■ DIRECTIVE: Determine how many lines include "this". Give the number and nothing else.

++++ ENTRIES

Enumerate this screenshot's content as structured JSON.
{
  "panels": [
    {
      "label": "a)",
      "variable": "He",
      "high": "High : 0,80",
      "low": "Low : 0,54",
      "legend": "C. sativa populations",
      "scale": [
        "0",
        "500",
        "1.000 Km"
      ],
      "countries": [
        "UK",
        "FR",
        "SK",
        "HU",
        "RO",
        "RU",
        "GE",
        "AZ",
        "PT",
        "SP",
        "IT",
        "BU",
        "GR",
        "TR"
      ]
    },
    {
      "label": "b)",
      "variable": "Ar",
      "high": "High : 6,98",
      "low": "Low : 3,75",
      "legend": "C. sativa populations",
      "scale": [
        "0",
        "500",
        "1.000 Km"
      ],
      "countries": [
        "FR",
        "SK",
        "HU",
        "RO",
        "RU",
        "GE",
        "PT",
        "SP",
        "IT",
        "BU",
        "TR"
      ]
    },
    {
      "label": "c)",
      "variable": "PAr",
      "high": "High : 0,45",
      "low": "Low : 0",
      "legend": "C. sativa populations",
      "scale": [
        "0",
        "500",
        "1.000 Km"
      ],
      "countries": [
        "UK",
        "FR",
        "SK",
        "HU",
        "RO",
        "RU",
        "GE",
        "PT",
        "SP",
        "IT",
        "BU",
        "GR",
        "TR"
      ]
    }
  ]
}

++++++++
++++ ENTRIES

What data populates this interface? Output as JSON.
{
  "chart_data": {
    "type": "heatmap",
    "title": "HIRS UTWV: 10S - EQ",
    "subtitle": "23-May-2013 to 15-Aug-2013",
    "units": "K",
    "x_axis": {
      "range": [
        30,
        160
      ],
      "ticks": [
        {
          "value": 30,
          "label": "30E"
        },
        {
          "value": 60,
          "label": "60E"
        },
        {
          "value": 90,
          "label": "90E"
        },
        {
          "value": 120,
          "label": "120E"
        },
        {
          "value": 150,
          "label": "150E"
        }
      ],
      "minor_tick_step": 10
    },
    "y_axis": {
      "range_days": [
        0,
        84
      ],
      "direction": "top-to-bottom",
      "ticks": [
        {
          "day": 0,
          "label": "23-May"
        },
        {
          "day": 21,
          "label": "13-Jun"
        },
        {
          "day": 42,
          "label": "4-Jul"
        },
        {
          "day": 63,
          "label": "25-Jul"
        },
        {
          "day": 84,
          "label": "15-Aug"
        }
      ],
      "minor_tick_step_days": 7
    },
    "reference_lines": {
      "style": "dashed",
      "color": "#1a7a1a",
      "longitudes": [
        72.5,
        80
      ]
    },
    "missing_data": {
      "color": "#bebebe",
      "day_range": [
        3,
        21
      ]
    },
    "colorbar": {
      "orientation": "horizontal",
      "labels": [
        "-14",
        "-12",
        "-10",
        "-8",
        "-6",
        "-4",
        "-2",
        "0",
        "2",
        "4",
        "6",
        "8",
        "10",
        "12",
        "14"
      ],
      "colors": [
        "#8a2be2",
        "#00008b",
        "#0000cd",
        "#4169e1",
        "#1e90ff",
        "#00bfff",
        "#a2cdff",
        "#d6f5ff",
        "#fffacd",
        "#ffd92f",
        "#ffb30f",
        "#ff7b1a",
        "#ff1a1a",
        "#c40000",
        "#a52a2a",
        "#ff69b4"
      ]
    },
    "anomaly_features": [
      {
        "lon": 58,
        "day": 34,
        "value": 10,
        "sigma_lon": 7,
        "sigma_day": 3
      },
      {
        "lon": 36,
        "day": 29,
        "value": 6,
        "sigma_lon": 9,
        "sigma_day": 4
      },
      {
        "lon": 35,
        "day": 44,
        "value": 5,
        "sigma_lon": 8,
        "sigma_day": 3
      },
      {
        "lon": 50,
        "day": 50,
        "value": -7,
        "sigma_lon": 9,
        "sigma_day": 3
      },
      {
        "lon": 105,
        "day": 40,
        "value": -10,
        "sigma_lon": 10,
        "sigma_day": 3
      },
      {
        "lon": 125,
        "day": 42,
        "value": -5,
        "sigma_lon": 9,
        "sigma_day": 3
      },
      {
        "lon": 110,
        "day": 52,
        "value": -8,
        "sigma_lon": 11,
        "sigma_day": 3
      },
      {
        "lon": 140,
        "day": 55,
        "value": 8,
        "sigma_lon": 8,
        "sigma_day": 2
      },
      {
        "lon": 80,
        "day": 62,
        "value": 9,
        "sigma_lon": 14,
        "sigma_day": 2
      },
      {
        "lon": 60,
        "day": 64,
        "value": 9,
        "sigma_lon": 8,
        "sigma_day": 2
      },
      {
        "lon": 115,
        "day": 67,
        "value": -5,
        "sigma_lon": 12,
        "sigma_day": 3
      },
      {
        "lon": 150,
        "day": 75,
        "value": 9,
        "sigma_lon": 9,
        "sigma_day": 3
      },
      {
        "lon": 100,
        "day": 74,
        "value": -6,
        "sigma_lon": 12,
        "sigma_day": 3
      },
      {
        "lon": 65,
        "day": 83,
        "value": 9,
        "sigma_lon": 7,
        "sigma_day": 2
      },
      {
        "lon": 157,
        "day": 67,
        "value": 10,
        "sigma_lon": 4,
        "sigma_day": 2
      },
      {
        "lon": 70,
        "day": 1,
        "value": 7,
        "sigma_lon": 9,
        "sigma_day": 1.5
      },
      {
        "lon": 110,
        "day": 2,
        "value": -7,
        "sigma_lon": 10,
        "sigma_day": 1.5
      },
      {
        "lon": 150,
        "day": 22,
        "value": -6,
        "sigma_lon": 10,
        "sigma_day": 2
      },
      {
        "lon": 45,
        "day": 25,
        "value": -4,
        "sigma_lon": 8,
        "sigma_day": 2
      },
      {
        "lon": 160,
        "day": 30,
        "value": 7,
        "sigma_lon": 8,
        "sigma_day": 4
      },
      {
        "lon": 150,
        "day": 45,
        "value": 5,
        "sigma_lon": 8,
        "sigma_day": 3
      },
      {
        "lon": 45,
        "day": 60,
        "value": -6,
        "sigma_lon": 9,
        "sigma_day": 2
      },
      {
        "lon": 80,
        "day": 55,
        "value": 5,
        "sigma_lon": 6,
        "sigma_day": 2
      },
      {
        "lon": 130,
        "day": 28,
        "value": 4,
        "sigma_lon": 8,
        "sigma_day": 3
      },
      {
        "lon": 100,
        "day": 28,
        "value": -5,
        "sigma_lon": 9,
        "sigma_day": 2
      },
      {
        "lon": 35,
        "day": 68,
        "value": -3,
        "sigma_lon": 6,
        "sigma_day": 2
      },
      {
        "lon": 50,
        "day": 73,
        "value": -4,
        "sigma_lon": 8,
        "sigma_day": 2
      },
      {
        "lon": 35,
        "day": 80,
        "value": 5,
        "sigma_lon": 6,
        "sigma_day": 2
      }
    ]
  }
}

++++++++

■ REPLY TO THE TASK: 2